#### [SHORT EXERCISE]
Copy out all the lines where "Infotainment" shows up.

#### [RAW RECORDS]
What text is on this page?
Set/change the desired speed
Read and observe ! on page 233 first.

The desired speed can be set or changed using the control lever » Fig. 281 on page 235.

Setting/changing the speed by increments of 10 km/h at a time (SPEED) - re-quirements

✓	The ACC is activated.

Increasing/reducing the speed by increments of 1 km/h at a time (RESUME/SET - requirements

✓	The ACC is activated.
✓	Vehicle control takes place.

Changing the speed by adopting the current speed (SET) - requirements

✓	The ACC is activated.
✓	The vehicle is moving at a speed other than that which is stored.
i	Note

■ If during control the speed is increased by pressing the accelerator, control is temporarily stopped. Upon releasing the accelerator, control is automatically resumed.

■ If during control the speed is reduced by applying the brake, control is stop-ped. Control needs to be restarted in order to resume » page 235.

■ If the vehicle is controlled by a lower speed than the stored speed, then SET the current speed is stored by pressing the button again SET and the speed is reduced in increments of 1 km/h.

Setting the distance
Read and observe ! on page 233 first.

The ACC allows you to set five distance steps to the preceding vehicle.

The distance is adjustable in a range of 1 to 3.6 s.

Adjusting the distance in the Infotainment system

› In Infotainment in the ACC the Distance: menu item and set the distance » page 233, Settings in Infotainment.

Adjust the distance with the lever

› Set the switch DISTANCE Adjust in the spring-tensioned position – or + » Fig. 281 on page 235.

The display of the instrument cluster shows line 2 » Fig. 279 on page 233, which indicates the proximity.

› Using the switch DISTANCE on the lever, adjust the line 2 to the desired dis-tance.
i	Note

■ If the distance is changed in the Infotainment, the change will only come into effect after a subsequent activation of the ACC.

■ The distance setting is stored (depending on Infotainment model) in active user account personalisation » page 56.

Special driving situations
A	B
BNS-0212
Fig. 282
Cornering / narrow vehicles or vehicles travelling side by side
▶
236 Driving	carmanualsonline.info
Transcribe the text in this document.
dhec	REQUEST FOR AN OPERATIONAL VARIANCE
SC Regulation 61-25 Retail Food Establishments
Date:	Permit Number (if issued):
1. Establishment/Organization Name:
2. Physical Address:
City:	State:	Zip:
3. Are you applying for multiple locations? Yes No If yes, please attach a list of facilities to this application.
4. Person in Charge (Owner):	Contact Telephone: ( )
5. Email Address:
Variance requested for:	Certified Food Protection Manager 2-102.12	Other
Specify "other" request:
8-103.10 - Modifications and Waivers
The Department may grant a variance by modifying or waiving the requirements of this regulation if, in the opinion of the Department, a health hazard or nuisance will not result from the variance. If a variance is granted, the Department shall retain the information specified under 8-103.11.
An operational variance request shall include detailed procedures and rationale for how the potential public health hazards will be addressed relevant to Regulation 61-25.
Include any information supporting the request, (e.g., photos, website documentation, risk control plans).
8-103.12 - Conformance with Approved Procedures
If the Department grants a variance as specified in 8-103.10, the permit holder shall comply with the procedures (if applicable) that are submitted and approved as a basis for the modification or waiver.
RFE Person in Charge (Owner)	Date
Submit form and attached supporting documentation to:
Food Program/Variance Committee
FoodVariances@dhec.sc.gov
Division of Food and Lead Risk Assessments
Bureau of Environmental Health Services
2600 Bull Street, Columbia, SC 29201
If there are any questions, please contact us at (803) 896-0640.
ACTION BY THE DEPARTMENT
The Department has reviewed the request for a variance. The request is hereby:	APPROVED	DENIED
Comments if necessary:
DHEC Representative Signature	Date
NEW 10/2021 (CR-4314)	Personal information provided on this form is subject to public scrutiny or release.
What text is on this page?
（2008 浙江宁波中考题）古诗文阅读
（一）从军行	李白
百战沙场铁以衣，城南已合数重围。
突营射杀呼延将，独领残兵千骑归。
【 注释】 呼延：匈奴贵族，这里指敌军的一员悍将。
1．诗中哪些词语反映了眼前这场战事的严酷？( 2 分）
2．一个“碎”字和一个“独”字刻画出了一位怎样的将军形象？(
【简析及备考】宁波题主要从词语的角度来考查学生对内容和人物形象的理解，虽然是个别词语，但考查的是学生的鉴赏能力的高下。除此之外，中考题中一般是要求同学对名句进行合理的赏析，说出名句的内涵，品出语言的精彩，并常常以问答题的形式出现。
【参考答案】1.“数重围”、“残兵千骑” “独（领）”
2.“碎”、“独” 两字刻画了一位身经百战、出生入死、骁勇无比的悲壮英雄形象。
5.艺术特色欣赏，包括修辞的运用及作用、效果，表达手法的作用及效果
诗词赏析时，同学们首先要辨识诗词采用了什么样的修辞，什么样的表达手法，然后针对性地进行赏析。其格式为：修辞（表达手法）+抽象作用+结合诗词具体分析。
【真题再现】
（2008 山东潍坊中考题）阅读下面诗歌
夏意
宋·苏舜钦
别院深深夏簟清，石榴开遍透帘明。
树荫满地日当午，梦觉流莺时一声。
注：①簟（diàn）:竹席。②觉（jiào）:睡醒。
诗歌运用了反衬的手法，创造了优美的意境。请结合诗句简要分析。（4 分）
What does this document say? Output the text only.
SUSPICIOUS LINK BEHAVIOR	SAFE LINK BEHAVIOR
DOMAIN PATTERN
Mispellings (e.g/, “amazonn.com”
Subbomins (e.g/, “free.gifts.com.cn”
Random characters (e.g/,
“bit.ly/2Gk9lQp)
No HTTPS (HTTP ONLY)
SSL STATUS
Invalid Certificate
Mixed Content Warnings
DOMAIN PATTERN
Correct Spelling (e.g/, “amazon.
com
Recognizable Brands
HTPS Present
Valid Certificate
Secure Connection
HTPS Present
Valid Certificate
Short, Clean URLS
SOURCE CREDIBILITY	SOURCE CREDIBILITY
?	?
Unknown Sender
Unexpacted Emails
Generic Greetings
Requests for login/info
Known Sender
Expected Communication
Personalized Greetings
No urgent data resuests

#### [COMPLETE ANSWER]
Adjusting the distance in the Infotainment system
› In Infotainment in the ACC the Distance: menu item and set the distance » page 233, Settings in Infotainment.
■ If the distance is changed in the Infotainment, the change will only come into effect after a subsequent activation of the ACC.
■ The distance setting is stored (depending on Infotainment model) in active user account personalisation » page 56.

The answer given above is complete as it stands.